## [GIVEN EXERCISE]
Check each line of the records for "JSON"; collect those that have it.
## BEGIN
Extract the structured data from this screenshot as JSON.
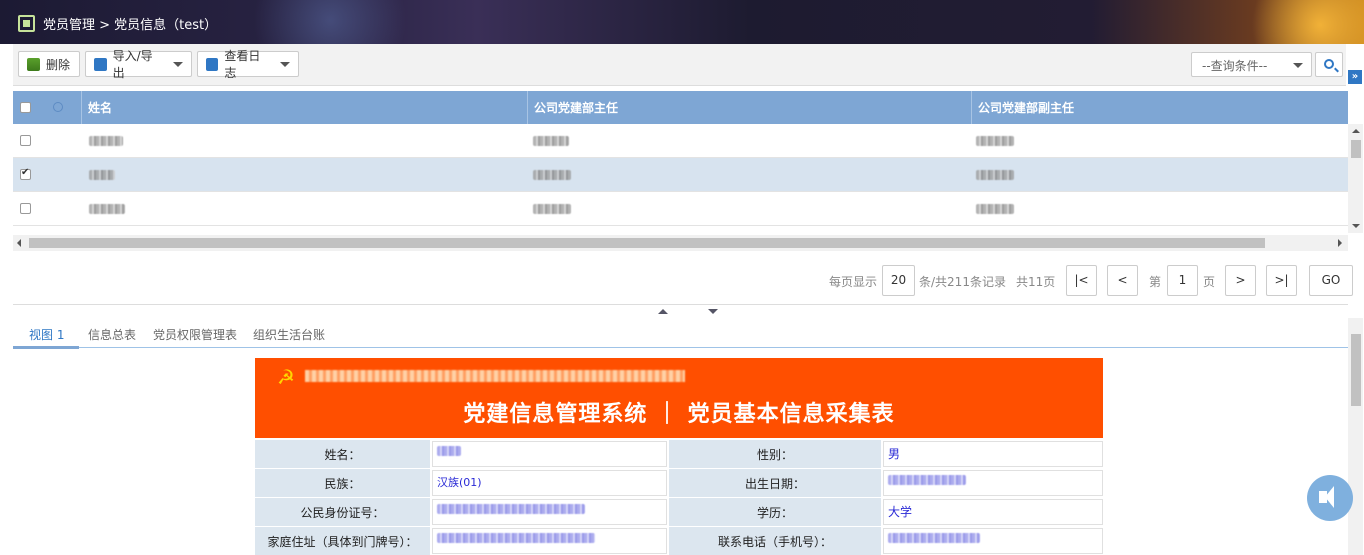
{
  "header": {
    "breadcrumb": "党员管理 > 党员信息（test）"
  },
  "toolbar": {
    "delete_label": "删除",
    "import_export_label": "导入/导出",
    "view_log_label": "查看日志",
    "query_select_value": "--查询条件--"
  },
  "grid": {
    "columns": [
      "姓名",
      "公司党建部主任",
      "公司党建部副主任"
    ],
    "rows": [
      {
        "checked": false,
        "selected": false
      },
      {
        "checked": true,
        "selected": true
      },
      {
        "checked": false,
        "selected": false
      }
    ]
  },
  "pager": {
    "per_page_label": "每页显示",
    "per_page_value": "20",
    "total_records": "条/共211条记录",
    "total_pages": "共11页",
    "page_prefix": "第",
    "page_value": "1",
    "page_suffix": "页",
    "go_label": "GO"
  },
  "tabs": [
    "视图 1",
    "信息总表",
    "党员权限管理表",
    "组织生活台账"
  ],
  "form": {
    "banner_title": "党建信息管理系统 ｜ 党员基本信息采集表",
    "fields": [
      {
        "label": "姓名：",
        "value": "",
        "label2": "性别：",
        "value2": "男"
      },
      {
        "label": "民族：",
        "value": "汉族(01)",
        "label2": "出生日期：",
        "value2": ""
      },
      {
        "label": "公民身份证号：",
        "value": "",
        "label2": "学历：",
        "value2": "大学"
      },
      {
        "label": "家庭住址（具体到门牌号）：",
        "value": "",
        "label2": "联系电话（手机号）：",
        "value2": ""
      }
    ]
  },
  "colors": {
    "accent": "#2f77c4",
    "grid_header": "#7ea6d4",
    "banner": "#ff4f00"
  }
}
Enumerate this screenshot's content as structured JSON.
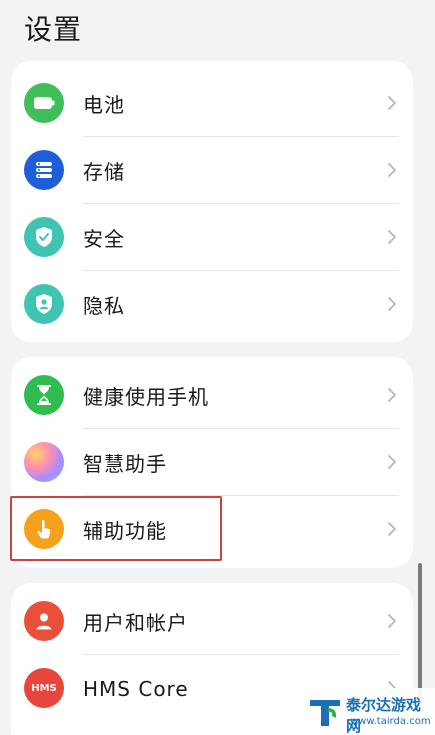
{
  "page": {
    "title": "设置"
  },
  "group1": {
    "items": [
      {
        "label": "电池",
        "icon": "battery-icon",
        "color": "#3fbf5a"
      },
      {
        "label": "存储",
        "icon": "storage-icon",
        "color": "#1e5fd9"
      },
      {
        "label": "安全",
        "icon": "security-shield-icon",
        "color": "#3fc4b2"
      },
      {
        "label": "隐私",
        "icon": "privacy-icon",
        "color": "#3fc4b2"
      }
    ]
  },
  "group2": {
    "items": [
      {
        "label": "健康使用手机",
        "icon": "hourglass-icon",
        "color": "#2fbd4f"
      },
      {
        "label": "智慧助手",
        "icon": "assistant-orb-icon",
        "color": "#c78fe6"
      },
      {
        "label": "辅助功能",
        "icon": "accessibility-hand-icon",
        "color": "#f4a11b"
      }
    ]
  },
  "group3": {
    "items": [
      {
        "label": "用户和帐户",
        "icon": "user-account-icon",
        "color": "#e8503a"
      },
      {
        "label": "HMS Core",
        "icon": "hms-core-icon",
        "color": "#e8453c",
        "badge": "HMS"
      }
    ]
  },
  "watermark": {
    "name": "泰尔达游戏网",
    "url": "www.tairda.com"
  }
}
## END
## [ANSWER TO THE PROBLEM]
Extract the structured data from this screenshot as JSON.
Enumerate this screenshot's content as structured JSON.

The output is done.